The exercise: State how many lines in the records below contain "Ellipse"; case counts. Give only the number.

Provided records:

┌────────

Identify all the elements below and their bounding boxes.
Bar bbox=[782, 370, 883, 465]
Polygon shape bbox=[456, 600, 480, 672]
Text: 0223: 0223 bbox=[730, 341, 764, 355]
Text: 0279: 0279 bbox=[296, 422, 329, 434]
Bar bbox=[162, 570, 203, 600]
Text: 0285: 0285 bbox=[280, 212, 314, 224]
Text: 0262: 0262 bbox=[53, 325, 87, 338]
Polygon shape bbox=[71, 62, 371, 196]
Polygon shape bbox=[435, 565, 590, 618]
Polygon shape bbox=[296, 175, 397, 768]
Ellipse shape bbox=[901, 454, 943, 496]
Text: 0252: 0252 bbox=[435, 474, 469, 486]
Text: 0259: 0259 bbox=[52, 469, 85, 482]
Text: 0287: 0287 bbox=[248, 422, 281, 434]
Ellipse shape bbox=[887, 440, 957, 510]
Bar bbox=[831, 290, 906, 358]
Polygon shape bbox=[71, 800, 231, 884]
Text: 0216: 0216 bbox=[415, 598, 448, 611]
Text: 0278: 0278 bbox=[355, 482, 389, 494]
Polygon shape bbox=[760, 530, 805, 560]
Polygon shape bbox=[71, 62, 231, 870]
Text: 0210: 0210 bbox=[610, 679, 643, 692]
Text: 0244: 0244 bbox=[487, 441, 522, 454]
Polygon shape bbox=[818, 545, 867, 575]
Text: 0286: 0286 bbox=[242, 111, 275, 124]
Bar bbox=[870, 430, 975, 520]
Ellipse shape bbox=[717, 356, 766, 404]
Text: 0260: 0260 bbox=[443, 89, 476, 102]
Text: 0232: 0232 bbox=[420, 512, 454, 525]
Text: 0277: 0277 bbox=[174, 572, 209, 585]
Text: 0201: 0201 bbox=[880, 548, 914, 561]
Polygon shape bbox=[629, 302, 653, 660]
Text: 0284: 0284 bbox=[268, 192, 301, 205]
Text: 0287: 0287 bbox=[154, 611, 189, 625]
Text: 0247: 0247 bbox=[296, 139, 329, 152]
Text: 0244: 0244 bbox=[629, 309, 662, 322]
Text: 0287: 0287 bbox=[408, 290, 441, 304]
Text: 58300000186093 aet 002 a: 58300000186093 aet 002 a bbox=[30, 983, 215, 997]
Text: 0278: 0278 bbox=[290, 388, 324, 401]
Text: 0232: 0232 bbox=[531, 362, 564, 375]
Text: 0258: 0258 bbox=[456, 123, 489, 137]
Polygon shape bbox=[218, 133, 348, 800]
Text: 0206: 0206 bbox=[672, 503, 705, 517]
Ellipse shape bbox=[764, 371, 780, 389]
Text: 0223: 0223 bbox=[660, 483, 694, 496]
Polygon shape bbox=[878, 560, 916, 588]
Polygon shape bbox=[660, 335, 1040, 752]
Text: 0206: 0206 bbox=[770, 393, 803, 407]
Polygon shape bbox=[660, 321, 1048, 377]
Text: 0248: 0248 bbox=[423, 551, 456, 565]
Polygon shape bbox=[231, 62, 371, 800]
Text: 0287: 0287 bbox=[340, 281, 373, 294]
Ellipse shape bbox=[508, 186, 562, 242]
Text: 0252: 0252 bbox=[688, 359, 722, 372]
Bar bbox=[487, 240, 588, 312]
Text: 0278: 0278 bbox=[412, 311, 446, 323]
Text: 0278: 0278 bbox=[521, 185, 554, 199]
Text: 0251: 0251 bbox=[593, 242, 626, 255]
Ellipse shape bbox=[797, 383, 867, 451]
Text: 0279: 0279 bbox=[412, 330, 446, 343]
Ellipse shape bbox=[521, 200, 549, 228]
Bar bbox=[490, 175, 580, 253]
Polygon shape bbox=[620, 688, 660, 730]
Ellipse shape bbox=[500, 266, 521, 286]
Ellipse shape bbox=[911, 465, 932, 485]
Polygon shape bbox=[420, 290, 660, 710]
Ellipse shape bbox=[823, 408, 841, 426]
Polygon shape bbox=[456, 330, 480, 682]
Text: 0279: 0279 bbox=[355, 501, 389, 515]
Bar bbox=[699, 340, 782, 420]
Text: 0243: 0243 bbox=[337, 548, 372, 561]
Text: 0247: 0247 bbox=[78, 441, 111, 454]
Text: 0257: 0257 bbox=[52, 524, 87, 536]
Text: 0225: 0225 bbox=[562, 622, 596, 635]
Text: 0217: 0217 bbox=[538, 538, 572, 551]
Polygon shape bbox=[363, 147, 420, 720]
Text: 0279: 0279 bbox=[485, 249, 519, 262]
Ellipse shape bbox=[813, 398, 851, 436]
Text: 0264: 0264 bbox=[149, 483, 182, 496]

└────────

Written solution: 11